• [WHAT TO PRODUCE]: Answer with one number: how many lines hold the string "this".

• [Records from a data collection]:

(begin)

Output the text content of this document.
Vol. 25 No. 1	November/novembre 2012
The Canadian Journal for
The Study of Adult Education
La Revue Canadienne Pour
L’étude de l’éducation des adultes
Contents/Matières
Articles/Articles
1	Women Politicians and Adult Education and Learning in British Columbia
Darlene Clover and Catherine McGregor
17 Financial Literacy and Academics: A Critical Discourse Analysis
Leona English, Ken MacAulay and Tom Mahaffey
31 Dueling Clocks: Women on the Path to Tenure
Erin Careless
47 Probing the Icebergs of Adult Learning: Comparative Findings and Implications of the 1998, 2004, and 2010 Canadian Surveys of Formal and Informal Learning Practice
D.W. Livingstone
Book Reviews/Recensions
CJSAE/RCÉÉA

(end)
(begin)

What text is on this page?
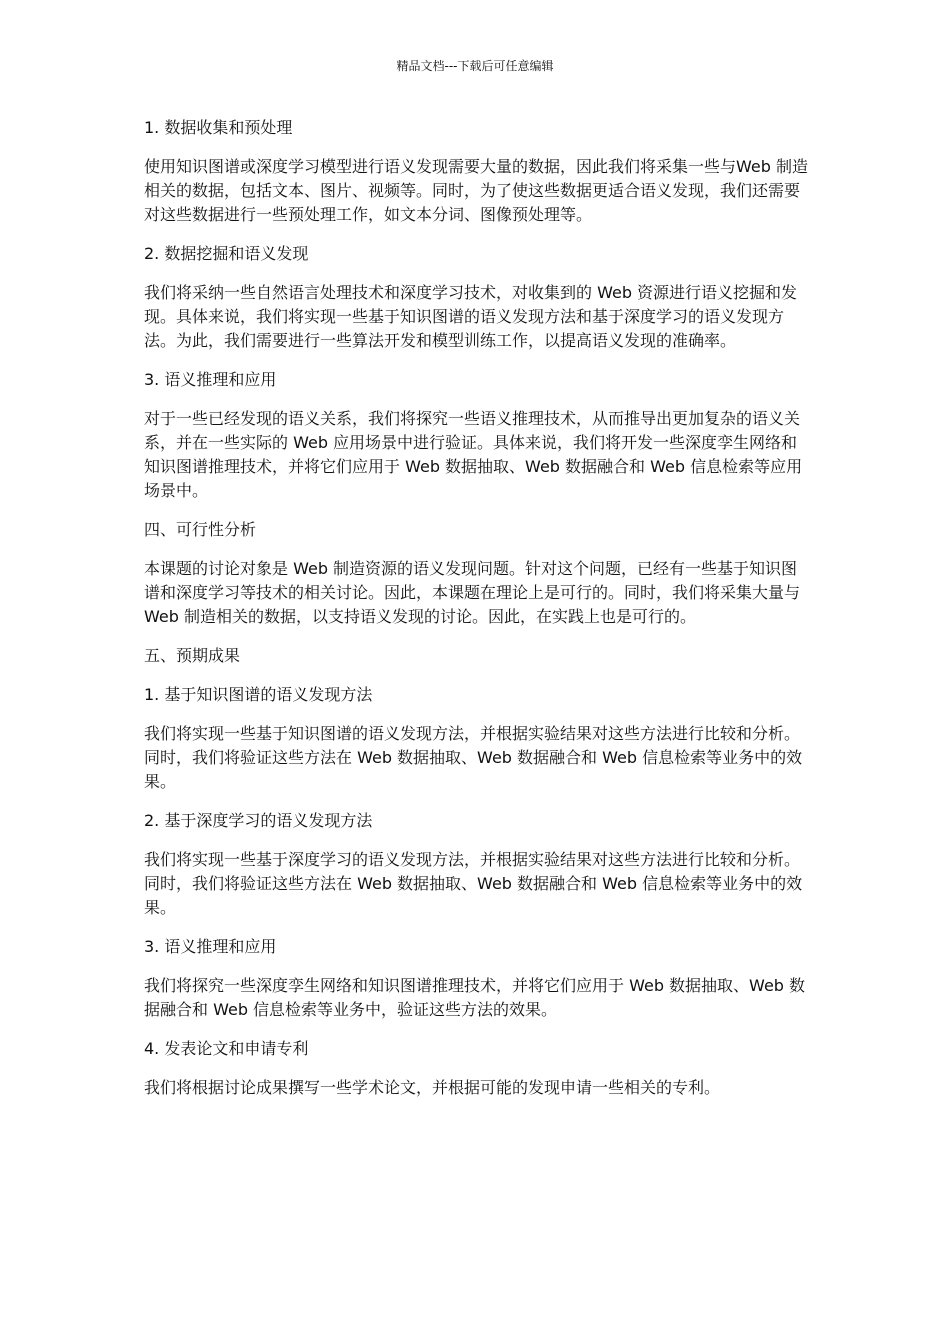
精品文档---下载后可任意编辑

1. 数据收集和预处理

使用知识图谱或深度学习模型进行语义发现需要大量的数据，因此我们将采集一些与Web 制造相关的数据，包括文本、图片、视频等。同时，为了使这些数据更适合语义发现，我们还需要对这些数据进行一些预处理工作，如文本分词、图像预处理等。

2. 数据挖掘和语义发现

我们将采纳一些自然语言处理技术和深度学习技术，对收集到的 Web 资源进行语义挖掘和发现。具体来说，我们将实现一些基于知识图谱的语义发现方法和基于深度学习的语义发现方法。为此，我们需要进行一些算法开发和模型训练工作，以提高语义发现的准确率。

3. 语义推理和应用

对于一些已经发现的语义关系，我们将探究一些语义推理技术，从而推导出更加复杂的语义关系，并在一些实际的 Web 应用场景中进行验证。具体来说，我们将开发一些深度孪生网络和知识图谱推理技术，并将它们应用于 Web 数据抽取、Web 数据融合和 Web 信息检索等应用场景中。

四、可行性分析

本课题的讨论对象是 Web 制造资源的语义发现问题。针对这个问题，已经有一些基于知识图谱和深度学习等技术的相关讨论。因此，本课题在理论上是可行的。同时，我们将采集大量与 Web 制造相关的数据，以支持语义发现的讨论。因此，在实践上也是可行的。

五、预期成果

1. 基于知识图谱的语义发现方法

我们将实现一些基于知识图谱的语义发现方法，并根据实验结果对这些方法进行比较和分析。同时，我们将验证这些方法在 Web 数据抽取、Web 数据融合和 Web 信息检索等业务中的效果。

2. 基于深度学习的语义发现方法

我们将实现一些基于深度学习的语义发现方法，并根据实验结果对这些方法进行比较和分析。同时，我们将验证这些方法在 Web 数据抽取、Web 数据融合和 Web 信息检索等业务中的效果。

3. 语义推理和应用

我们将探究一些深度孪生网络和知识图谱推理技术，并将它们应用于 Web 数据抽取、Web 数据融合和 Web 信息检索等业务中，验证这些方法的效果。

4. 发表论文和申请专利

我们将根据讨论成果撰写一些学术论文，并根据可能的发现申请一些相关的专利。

(end)

• [REPLY]: 2